Work required:
Locate each line holding the string "prevence" and copy it.

►

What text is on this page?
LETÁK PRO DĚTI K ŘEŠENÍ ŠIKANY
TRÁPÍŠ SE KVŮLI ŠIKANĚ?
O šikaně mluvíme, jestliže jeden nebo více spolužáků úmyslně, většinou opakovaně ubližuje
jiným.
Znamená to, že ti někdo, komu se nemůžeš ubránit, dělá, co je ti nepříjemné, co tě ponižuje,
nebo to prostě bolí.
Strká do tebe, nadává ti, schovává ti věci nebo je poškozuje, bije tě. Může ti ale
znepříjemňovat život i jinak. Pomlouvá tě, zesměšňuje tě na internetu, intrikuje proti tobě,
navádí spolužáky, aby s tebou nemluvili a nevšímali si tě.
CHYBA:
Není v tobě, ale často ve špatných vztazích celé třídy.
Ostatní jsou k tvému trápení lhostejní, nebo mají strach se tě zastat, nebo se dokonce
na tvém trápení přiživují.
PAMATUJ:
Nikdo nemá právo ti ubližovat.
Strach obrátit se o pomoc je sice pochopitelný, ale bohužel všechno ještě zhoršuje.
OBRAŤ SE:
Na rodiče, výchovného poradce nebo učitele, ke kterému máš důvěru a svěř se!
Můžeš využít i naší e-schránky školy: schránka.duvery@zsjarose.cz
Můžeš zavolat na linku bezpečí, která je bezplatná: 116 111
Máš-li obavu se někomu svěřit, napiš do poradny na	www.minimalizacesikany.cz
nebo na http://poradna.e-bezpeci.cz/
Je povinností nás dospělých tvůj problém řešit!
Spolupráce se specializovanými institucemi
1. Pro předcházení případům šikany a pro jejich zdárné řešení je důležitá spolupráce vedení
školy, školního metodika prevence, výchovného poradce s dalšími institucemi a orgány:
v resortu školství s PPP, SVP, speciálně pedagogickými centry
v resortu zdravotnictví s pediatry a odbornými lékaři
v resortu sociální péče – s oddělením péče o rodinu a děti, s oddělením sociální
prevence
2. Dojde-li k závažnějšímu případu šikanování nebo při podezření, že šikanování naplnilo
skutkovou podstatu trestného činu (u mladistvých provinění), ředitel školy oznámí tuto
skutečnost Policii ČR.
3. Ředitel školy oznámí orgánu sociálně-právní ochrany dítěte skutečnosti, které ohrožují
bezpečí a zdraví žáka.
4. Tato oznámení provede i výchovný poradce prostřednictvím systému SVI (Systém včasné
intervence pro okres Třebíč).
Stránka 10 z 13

◄

Exercise response:
školy, školního metodika prevence, výchovného poradce s dalšími institucemi a orgány:
prevence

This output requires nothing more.